» **Data records**:
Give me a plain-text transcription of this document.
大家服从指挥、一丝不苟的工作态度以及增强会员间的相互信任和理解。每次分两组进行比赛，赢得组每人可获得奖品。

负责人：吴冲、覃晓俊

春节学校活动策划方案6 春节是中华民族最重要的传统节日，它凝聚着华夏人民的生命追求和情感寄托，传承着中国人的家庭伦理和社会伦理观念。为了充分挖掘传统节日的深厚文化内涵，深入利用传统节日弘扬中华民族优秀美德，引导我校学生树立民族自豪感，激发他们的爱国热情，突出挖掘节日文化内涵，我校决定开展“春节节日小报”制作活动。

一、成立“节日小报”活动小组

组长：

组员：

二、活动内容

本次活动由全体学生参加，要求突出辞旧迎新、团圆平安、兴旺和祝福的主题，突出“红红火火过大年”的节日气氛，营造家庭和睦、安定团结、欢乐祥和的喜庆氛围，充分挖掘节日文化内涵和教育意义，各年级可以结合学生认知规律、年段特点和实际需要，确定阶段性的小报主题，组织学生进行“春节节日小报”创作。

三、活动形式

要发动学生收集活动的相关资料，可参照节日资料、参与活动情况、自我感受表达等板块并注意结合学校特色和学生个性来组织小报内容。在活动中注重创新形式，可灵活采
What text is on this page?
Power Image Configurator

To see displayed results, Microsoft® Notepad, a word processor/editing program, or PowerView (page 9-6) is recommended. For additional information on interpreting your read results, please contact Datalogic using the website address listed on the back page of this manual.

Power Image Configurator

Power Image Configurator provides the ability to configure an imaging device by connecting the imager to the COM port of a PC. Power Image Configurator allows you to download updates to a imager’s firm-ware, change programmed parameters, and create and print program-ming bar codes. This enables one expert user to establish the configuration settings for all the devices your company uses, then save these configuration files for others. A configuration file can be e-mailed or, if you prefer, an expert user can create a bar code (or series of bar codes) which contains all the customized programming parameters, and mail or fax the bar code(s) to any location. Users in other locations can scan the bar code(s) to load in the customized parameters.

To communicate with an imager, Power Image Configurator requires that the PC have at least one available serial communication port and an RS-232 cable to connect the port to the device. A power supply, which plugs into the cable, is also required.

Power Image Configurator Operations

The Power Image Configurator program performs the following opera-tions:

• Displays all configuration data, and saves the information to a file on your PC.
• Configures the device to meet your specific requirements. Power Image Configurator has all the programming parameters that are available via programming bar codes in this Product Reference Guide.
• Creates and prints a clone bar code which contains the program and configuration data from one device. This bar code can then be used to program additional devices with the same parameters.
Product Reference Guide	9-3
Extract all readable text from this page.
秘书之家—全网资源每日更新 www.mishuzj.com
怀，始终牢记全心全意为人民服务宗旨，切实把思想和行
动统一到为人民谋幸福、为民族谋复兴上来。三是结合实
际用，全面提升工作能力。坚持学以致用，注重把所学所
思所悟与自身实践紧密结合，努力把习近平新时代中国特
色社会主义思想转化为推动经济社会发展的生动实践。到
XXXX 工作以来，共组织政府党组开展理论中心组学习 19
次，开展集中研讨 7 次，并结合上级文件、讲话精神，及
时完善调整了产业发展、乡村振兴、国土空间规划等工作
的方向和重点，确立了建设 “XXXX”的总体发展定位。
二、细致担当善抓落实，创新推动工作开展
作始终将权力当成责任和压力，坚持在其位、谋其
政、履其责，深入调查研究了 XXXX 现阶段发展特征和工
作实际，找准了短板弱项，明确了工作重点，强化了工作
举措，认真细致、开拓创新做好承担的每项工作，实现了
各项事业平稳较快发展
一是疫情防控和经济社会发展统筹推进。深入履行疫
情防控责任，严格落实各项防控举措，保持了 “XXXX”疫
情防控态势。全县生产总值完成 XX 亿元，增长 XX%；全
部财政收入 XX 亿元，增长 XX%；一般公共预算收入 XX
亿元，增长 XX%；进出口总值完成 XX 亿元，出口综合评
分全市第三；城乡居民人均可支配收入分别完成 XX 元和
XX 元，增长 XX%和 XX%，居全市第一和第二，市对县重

» **Aim of the task**:
Would you restate each of the entries word for word?

» **Right answer**:
Give me a plain-text transcription of this document.
大家服从指挥、一丝不苟的工作态度以及增强会员间的相互信任和理解。每次分两组进行比赛，赢得组每人可获得奖品。

负责人：吴冲、覃晓俊

春节学校活动策划方案6 春节是中华民族最重要的传统节日，它凝聚着华夏人民的生命追求和情感寄托，传承着中国人的家庭伦理和社会伦理观念。为了充分挖掘传统节日的深厚文化内涵，深入利用传统节日弘扬中华民族优秀美德，引导我校学生树立民族自豪感，激发他们的爱国热情，突出挖掘节日文化内涵，我校决定开展“春节节日小报”制作活动。

一、成立“节日小报”活动小组

组长：

组员：

二、活动内容

本次活动由全体学生参加，要求突出辞旧迎新、团圆平安、兴旺和祝福的主题，突出“红红火火过大年”的节日气氛，营造家庭和睦、安定团结、欢乐祥和的喜庆氛围，充分挖掘节日文化内涵和教育意义，各年级可以结合学生认知规律、年段特点和实际需要，确定阶段性的小报主题，组织学生进行“春节节日小报”创作。

三、活动形式

要发动学生收集活动的相关资料，可参照节日资料、参与活动情况、自我感受表达等板块并注意结合学校特色和学生个性来组织小报内容。在活动中注重创新形式，可灵活采
What text is on this page?
Power Image Configurator

To see displayed results, Microsoft® Notepad, a word processor/editing program, or PowerView (page 9-6) is recommended. For additional information on interpreting your read results, please contact Datalogic using the website address listed on the back page of this manual.

Power Image Configurator

Power Image Configurator provides the ability to configure an imaging device by connecting the imager to the COM port of a PC. Power Image Configurator allows you to download updates to a imager’s firm-ware, change programmed parameters, and create and print program-ming bar codes. This enables one expert user to establish the configuration settings for all the devices your company uses, then save these configuration files for others. A configuration file can be e-mailed or, if you prefer, an expert user can create a bar code (or series of bar codes) which contains all the customized programming parameters, and mail or fax the bar code(s) to any location. Users in other locations can scan the bar code(s) to load in the customized parameters.

To communicate with an imager, Power Image Configurator requires that the PC have at least one available serial communication port and an RS-232 cable to connect the port to the device. A power supply, which plugs into the cable, is also required.

Power Image Configurator Operations

The Power Image Configurator program performs the following opera-tions:

• Displays all configuration data, and saves the information to a file on your PC.
• Configures the device to meet your specific requirements. Power Image Configurator has all the programming parameters that are available via programming bar codes in this Product Reference Guide.
• Creates and prints a clone bar code which contains the program and configuration data from one device. This bar code can then be used to program additional devices with the same parameters.
Product Reference Guide	9-3
Extract all readable text from this page.
秘书之家—全网资源每日更新 www.mishuzj.com
怀，始终牢记全心全意为人民服务宗旨，切实把思想和行
动统一到为人民谋幸福、为民族谋复兴上来。三是结合实
际用，全面提升工作能力。坚持学以致用，注重把所学所
思所悟与自身实践紧密结合，努力把习近平新时代中国特
色社会主义思想转化为推动经济社会发展的生动实践。到
XXXX 工作以来，共组织政府党组开展理论中心组学习 19
次，开展集中研讨 7 次，并结合上级文件、讲话精神，及
时完善调整了产业发展、乡村振兴、国土空间规划等工作
的方向和重点，确立了建设 “XXXX”的总体发展定位。
二、细致担当善抓落实，创新推动工作开展
作始终将权力当成责任和压力，坚持在其位、谋其
政、履其责，深入调查研究了 XXXX 现阶段发展特征和工
作实际，找准了短板弱项，明确了工作重点，强化了工作
举措，认真细致、开拓创新做好承担的每项工作，实现了
各项事业平稳较快发展
一是疫情防控和经济社会发展统筹推进。深入履行疫
情防控责任，严格落实各项防控举措，保持了 “XXXX”疫
情防控态势。全县生产总值完成 XX 亿元，增长 XX%；全
部财政收入 XX 亿元，增长 XX%；一般公共预算收入 XX
亿元，增长 XX%；进出口总值完成 XX 亿元，出口综合评
分全市第三；城乡居民人均可支配收入分别完成 XX 元和
XX 元，增长 XX%和 XX%，居全市第一和第二，市对县重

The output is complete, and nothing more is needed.